Collection entries:
|---|

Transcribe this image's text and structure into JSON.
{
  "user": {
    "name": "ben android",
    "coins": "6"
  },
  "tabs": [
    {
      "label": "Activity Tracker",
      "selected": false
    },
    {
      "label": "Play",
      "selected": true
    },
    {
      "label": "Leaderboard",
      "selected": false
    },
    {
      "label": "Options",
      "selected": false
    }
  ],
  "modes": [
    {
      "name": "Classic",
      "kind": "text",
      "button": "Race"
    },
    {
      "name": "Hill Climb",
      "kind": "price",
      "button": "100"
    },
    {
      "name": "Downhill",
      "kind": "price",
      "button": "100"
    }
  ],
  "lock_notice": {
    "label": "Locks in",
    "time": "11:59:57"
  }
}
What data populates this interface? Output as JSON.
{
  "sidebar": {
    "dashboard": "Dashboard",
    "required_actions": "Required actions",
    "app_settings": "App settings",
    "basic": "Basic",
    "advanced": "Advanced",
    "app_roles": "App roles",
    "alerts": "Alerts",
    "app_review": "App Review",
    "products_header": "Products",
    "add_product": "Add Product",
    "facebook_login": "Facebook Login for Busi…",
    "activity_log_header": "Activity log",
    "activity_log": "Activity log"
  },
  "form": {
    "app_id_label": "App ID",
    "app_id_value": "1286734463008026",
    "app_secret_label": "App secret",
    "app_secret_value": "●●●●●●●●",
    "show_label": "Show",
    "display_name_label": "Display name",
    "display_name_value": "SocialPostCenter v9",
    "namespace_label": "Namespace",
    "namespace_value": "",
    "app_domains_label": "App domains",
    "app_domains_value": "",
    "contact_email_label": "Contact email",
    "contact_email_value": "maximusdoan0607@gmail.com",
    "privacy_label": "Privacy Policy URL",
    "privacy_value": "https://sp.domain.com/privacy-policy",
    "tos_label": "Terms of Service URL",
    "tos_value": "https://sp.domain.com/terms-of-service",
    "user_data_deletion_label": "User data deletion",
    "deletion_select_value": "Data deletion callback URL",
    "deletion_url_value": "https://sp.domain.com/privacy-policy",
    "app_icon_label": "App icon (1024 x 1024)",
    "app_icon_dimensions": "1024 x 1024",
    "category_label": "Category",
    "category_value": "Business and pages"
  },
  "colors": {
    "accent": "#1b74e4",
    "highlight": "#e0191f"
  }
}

|---|

Each line of the listing should be echoed back exactly.

■ RESULT OF THIS EXERCISE:
Transcribe this image's text and structure into JSON.
{
  "user": {
    "name": "ben android",
    "coins": "6"
  },
  "tabs": [
    {
      "label": "Activity Tracker",
      "selected": false
    },
    {
      "label": "Play",
      "selected": true
    },
    {
      "label": "Leaderboard",
      "selected": false
    },
    {
      "label": "Options",
      "selected": false
    }
  ],
  "modes": [
    {
      "name": "Classic",
      "kind": "text",
      "button": "Race"
    },
    {
      "name": "Hill Climb",
      "kind": "price",
      "button": "100"
    },
    {
      "name": "Downhill",
      "kind": "price",
      "button": "100"
    }
  ],
  "lock_notice": {
    "label": "Locks in",
    "time": "11:59:57"
  }
}
What data populates this interface? Output as JSON.
{
  "sidebar": {
    "dashboard": "Dashboard",
    "required_actions": "Required actions",
    "app_settings": "App settings",
    "basic": "Basic",
    "advanced": "Advanced",
    "app_roles": "App roles",
    "alerts": "Alerts",
    "app_review": "App Review",
    "products_header": "Products",
    "add_product": "Add Product",
    "facebook_login": "Facebook Login for Busi…",
    "activity_log_header": "Activity log",
    "activity_log": "Activity log"
  },
  "form": {
    "app_id_label": "App ID",
    "app_id_value": "1286734463008026",
    "app_secret_label": "App secret",
    "app_secret_value": "●●●●●●●●",
    "show_label": "Show",
    "display_name_label": "Display name",
    "display_name_value": "SocialPostCenter v9",
    "namespace_label": "Namespace",
    "namespace_value": "",
    "app_domains_label": "App domains",
    "app_domains_value": "",
    "contact_email_label": "Contact email",
    "contact_email_value": "maximusdoan0607@gmail.com",
    "privacy_label": "Privacy Policy URL",
    "privacy_value": "https://sp.domain.com/privacy-policy",
    "tos_label": "Terms of Service URL",
    "tos_value": "https://sp.domain.com/terms-of-service",
    "user_data_deletion_label": "User data deletion",
    "deletion_select_value": "Data deletion callback URL",
    "deletion_url_value": "https://sp.domain.com/privacy-policy",
    "app_icon_label": "App icon (1024 x 1024)",
    "app_icon_dimensions": "1024 x 1024",
    "category_label": "Category",
    "category_value": "Business and pages"
  },
  "colors": {
    "accent": "#1b74e4",
    "highlight": "#e0191f"
  }
}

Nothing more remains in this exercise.